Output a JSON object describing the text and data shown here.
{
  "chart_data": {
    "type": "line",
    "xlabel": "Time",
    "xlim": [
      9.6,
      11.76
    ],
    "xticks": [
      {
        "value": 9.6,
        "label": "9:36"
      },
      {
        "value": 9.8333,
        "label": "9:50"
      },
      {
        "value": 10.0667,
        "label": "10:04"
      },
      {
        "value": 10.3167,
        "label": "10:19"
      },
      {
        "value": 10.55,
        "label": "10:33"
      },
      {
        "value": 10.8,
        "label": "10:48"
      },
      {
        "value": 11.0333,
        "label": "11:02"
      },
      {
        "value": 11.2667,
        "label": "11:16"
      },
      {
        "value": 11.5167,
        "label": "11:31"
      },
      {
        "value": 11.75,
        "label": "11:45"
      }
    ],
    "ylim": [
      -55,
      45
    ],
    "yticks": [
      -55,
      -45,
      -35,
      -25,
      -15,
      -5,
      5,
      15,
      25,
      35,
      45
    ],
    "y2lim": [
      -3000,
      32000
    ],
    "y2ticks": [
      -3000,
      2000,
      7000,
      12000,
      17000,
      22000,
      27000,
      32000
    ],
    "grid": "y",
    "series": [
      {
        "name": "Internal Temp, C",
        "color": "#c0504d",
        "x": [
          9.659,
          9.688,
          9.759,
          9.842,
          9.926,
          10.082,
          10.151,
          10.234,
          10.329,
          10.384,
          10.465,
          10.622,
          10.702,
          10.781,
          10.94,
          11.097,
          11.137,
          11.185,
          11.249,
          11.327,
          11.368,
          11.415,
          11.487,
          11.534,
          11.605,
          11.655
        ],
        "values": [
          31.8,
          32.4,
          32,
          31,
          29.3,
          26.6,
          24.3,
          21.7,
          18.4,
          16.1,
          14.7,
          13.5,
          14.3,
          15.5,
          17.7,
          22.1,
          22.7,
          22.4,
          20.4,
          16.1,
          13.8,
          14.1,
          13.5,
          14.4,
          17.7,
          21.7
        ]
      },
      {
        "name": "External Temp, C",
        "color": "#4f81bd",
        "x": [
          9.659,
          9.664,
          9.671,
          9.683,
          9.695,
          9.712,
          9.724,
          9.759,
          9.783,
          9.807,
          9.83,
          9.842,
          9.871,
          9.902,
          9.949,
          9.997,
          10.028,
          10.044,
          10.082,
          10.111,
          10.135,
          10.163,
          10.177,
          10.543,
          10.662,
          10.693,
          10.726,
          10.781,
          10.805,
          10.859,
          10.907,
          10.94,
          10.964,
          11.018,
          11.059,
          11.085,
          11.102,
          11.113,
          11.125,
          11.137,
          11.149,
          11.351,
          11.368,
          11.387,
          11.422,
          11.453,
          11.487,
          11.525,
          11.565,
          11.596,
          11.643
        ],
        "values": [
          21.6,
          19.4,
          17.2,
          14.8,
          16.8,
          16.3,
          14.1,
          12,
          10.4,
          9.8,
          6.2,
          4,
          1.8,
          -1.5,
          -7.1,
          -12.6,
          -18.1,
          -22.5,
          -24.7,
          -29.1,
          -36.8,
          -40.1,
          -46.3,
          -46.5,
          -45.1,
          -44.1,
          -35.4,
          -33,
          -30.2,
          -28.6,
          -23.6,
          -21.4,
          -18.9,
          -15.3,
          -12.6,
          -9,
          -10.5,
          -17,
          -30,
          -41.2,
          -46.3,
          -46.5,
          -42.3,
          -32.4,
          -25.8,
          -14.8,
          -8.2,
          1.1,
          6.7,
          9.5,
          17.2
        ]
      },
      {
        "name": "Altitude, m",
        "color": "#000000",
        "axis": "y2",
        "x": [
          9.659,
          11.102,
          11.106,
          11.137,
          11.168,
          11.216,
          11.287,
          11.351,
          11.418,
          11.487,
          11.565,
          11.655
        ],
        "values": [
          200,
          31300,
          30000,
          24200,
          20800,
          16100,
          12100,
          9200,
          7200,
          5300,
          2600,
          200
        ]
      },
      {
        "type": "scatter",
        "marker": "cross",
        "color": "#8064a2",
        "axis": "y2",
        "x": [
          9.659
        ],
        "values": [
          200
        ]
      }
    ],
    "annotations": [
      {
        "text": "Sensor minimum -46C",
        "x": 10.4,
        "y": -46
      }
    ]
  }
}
----
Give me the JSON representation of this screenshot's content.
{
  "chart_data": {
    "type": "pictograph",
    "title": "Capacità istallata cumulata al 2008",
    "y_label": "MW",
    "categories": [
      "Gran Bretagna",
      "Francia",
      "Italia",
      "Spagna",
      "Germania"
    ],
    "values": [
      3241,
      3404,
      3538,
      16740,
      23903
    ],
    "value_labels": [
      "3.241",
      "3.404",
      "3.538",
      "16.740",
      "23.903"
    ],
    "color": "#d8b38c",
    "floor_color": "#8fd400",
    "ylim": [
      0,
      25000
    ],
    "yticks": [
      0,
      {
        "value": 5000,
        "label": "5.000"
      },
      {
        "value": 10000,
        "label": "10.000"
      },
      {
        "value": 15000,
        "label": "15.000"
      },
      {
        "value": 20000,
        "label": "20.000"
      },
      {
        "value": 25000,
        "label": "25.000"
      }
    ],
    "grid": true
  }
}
----
**WHAT IS ASKED**
Above are records; say how many of their lines contain the word "text", giving only the number.

**EXERCISE ANSWER**
2